_Task description_
Restate the full listing word for word and leave the pictures out.

_The input_

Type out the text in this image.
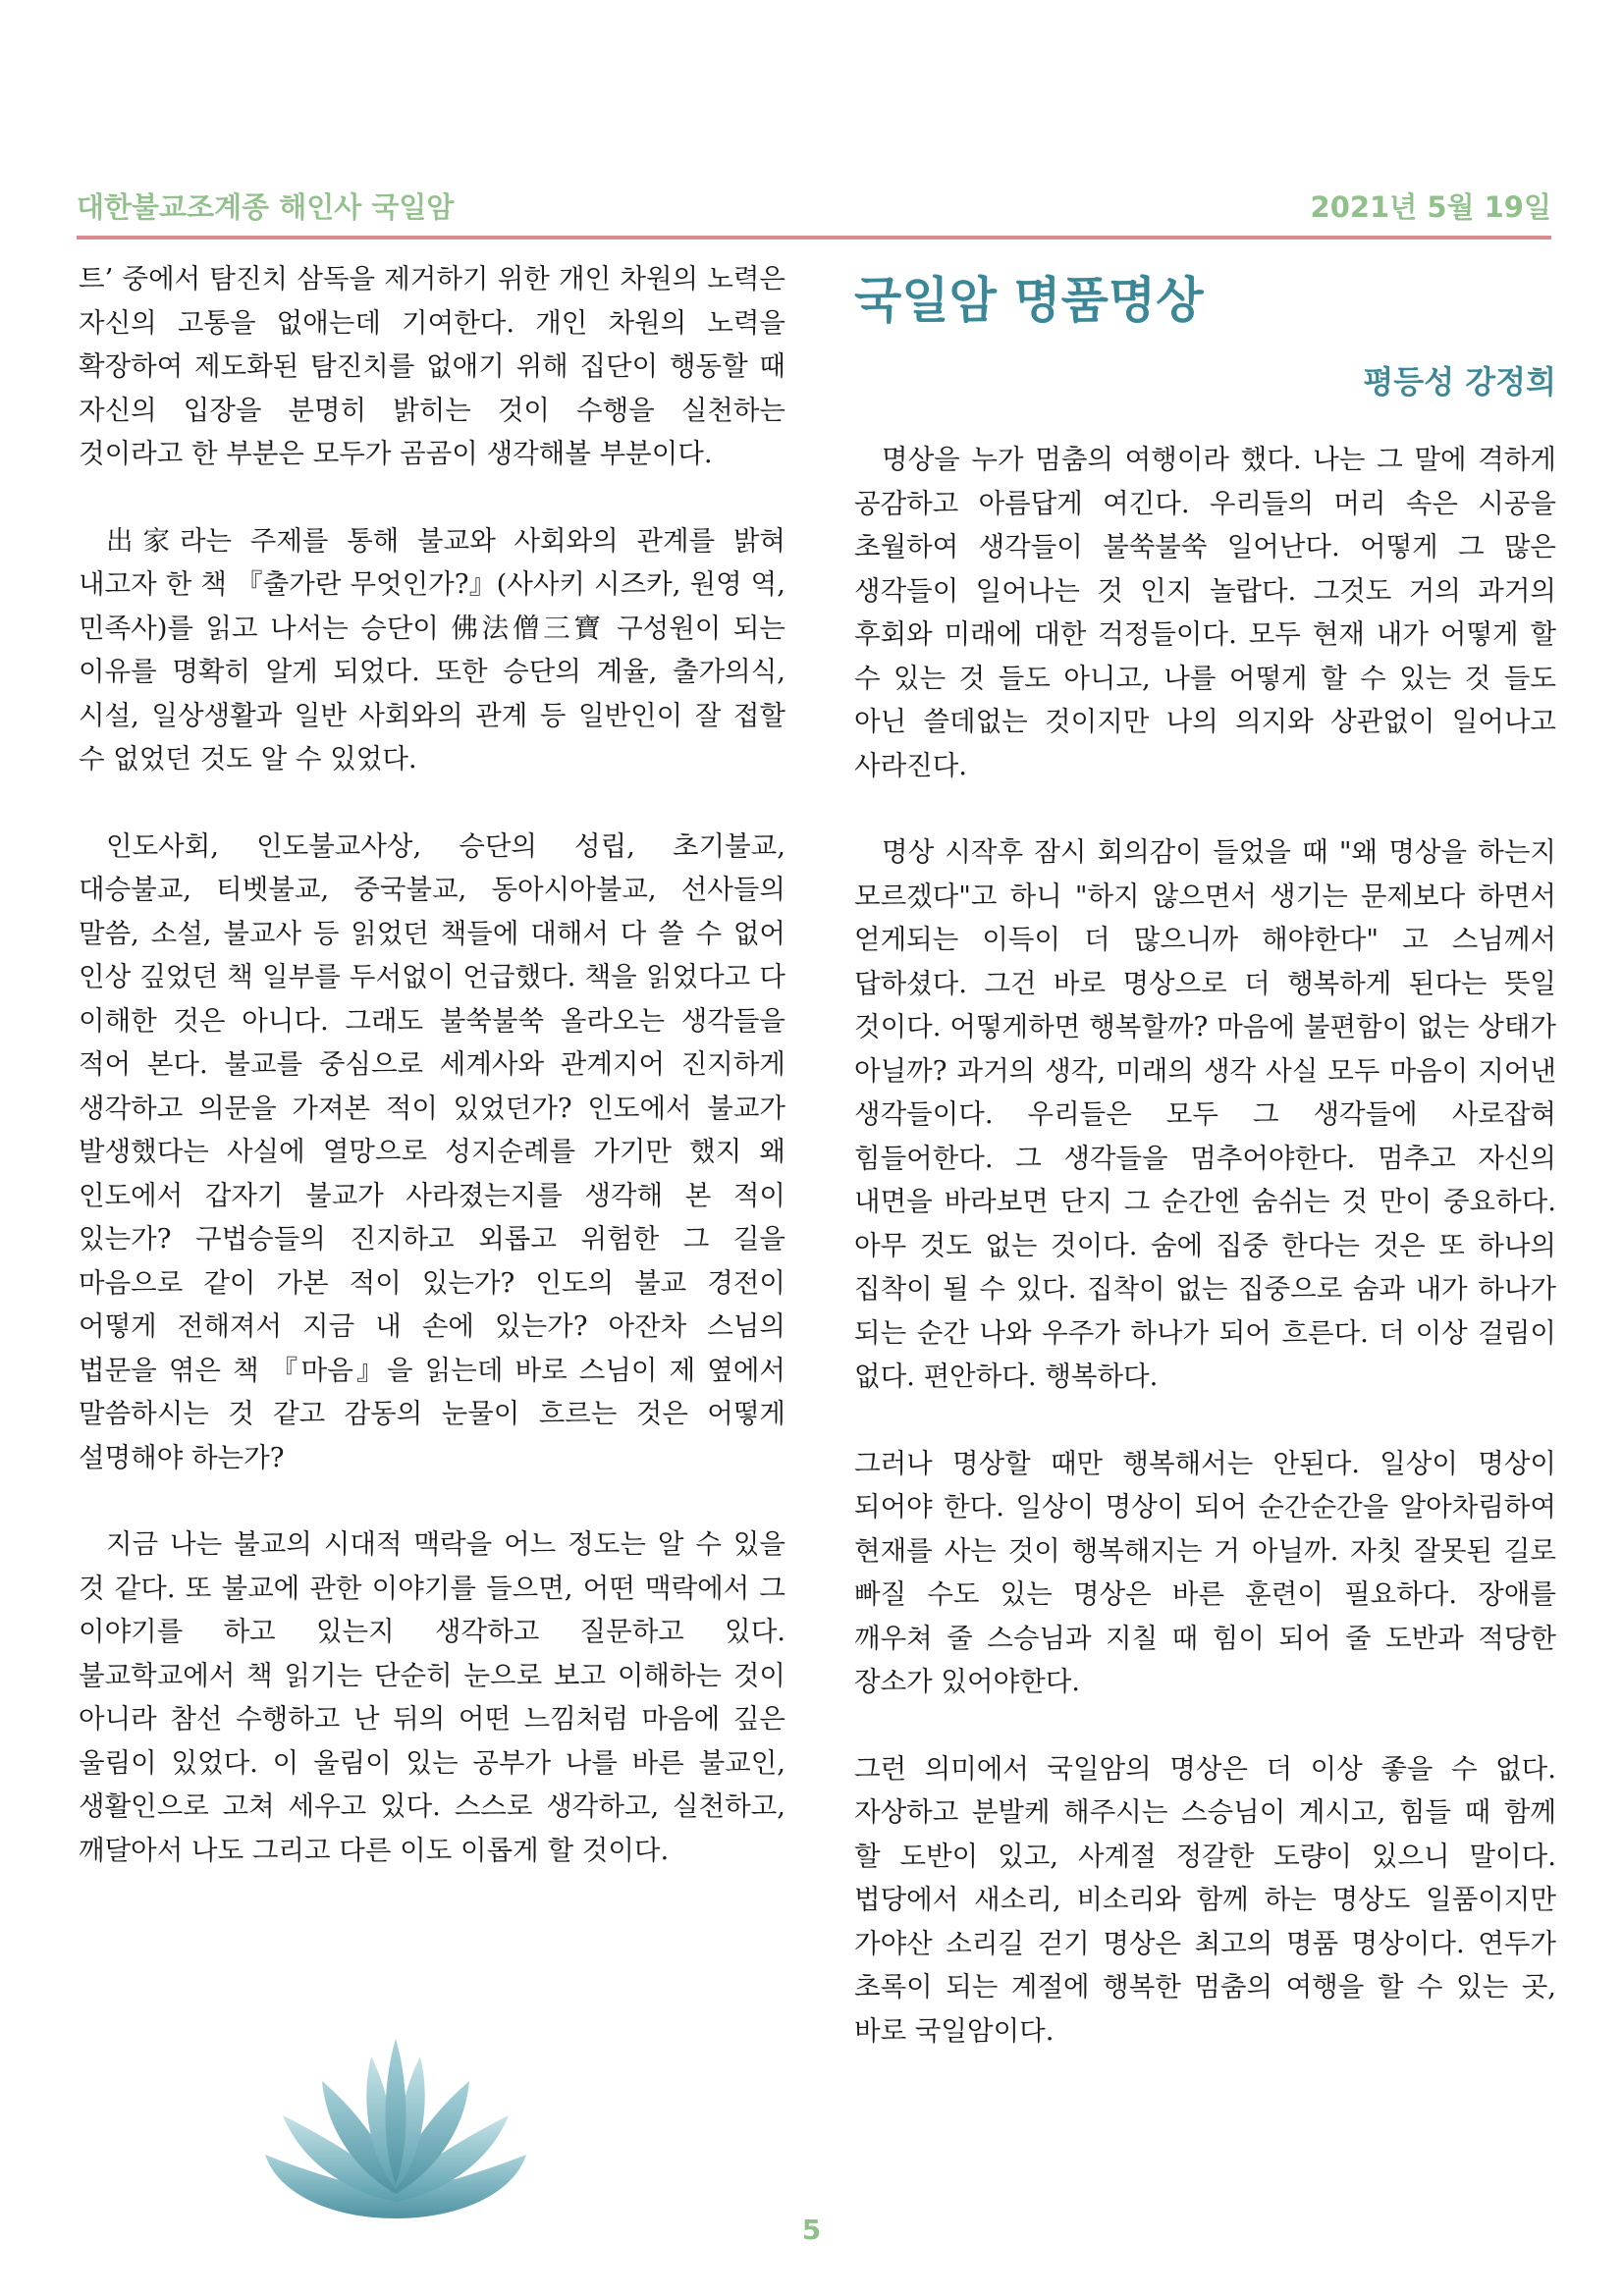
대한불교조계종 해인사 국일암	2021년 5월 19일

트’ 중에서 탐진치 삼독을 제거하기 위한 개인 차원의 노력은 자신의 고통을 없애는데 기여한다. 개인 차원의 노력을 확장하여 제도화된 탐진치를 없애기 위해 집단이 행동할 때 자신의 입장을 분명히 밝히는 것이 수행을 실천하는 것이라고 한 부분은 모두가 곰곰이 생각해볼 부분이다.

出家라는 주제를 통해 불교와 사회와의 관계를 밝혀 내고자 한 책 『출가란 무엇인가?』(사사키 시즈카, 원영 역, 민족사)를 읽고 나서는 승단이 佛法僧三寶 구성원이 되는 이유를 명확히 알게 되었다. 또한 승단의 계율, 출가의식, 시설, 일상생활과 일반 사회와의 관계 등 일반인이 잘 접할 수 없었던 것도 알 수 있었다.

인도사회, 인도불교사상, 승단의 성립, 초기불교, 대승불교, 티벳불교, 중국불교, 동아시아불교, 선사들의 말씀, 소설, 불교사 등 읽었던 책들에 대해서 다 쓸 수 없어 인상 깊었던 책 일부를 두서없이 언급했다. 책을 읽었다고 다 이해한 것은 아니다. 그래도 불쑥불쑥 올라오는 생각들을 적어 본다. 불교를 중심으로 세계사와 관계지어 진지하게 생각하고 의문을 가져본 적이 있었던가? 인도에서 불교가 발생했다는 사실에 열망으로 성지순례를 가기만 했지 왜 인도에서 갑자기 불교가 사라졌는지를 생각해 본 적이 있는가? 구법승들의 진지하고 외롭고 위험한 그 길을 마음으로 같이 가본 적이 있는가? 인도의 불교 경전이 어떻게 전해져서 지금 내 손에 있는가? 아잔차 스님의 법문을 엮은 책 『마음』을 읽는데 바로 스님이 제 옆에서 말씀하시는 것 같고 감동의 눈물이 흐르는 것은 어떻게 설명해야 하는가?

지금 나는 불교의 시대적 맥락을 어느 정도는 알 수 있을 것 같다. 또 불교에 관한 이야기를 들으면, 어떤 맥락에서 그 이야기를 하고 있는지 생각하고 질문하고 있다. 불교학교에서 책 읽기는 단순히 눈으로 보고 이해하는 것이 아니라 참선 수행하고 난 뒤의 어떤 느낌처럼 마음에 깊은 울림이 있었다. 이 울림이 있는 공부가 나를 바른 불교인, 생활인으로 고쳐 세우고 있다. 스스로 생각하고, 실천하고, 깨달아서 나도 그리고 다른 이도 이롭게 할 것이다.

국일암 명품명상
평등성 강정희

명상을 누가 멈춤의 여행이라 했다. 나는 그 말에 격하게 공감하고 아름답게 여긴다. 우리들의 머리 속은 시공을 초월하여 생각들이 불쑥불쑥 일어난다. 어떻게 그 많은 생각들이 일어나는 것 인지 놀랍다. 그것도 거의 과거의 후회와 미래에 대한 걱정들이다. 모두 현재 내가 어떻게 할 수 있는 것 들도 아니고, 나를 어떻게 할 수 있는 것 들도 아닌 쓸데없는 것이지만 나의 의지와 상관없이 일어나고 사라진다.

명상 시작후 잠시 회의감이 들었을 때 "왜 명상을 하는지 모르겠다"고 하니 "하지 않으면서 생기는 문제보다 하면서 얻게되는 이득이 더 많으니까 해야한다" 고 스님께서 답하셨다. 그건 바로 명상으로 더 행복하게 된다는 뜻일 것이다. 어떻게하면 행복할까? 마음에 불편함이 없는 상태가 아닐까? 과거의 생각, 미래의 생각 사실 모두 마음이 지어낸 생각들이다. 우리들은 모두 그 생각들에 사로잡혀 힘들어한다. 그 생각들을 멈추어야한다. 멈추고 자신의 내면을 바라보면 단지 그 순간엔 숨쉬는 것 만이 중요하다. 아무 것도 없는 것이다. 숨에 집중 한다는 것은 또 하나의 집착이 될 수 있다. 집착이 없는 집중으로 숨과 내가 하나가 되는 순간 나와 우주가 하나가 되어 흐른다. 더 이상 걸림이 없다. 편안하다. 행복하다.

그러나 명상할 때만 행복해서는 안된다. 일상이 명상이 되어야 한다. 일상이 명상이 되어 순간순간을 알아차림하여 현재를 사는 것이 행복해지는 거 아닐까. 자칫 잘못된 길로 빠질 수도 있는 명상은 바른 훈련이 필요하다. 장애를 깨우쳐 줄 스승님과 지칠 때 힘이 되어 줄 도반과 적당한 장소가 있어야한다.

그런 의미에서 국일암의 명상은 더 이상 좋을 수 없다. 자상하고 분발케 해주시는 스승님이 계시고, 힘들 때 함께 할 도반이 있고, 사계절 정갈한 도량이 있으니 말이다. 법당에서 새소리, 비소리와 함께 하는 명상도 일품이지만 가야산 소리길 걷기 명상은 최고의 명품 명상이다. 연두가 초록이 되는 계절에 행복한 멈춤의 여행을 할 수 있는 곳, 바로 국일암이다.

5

_Exercise solution_
Type out the text in this image.
대한불교조계종 해인사 국일암	2021년 5월 19일

트’ 중에서 탐진치 삼독을 제거하기 위한 개인 차원의 노력은 자신의 고통을 없애는데 기여한다. 개인 차원의 노력을 확장하여 제도화된 탐진치를 없애기 위해 집단이 행동할 때 자신의 입장을 분명히 밝히는 것이 수행을 실천하는 것이라고 한 부분은 모두가 곰곰이 생각해볼 부분이다.

出家라는 주제를 통해 불교와 사회와의 관계를 밝혀 내고자 한 책 『출가란 무엇인가?』(사사키 시즈카, 원영 역, 민족사)를 읽고 나서는 승단이 佛法僧三寶 구성원이 되는 이유를 명확히 알게 되었다. 또한 승단의 계율, 출가의식, 시설, 일상생활과 일반 사회와의 관계 등 일반인이 잘 접할 수 없었던 것도 알 수 있었다.

인도사회, 인도불교사상, 승단의 성립, 초기불교, 대승불교, 티벳불교, 중국불교, 동아시아불교, 선사들의 말씀, 소설, 불교사 등 읽었던 책들에 대해서 다 쓸 수 없어 인상 깊었던 책 일부를 두서없이 언급했다. 책을 읽었다고 다 이해한 것은 아니다. 그래도 불쑥불쑥 올라오는 생각들을 적어 본다. 불교를 중심으로 세계사와 관계지어 진지하게 생각하고 의문을 가져본 적이 있었던가? 인도에서 불교가 발생했다는 사실에 열망으로 성지순례를 가기만 했지 왜 인도에서 갑자기 불교가 사라졌는지를 생각해 본 적이 있는가? 구법승들의 진지하고 외롭고 위험한 그 길을 마음으로 같이 가본 적이 있는가? 인도의 불교 경전이 어떻게 전해져서 지금 내 손에 있는가? 아잔차 스님의 법문을 엮은 책 『마음』을 읽는데 바로 스님이 제 옆에서 말씀하시는 것 같고 감동의 눈물이 흐르는 것은 어떻게 설명해야 하는가?

지금 나는 불교의 시대적 맥락을 어느 정도는 알 수 있을 것 같다. 또 불교에 관한 이야기를 들으면, 어떤 맥락에서 그 이야기를 하고 있는지 생각하고 질문하고 있다. 불교학교에서 책 읽기는 단순히 눈으로 보고 이해하는 것이 아니라 참선 수행하고 난 뒤의 어떤 느낌처럼 마음에 깊은 울림이 있었다. 이 울림이 있는 공부가 나를 바른 불교인, 생활인으로 고쳐 세우고 있다. 스스로 생각하고, 실천하고, 깨달아서 나도 그리고 다른 이도 이롭게 할 것이다.

국일암 명품명상
평등성 강정희

명상을 누가 멈춤의 여행이라 했다. 나는 그 말에 격하게 공감하고 아름답게 여긴다. 우리들의 머리 속은 시공을 초월하여 생각들이 불쑥불쑥 일어난다. 어떻게 그 많은 생각들이 일어나는 것 인지 놀랍다. 그것도 거의 과거의 후회와 미래에 대한 걱정들이다. 모두 현재 내가 어떻게 할 수 있는 것 들도 아니고, 나를 어떻게 할 수 있는 것 들도 아닌 쓸데없는 것이지만 나의 의지와 상관없이 일어나고 사라진다.

명상 시작후 잠시 회의감이 들었을 때 "왜 명상을 하는지 모르겠다"고 하니 "하지 않으면서 생기는 문제보다 하면서 얻게되는 이득이 더 많으니까 해야한다" 고 스님께서 답하셨다. 그건 바로 명상으로 더 행복하게 된다는 뜻일 것이다. 어떻게하면 행복할까? 마음에 불편함이 없는 상태가 아닐까? 과거의 생각, 미래의 생각 사실 모두 마음이 지어낸 생각들이다. 우리들은 모두 그 생각들에 사로잡혀 힘들어한다. 그 생각들을 멈추어야한다. 멈추고 자신의 내면을 바라보면 단지 그 순간엔 숨쉬는 것 만이 중요하다. 아무 것도 없는 것이다. 숨에 집중 한다는 것은 또 하나의 집착이 될 수 있다. 집착이 없는 집중으로 숨과 내가 하나가 되는 순간 나와 우주가 하나가 되어 흐른다. 더 이상 걸림이 없다. 편안하다. 행복하다.

그러나 명상할 때만 행복해서는 안된다. 일상이 명상이 되어야 한다. 일상이 명상이 되어 순간순간을 알아차림하여 현재를 사는 것이 행복해지는 거 아닐까. 자칫 잘못된 길로 빠질 수도 있는 명상은 바른 훈련이 필요하다. 장애를 깨우쳐 줄 스승님과 지칠 때 힘이 되어 줄 도반과 적당한 장소가 있어야한다.

그런 의미에서 국일암의 명상은 더 이상 좋을 수 없다. 자상하고 분발케 해주시는 스승님이 계시고, 힘들 때 함께 할 도반이 있고, 사계절 정갈한 도량이 있으니 말이다. 법당에서 새소리, 비소리와 함께 하는 명상도 일품이지만 가야산 소리길 걷기 명상은 최고의 명품 명상이다. 연두가 초록이 되는 계절에 행복한 멈춤의 여행을 할 수 있는 곳, 바로 국일암이다.

5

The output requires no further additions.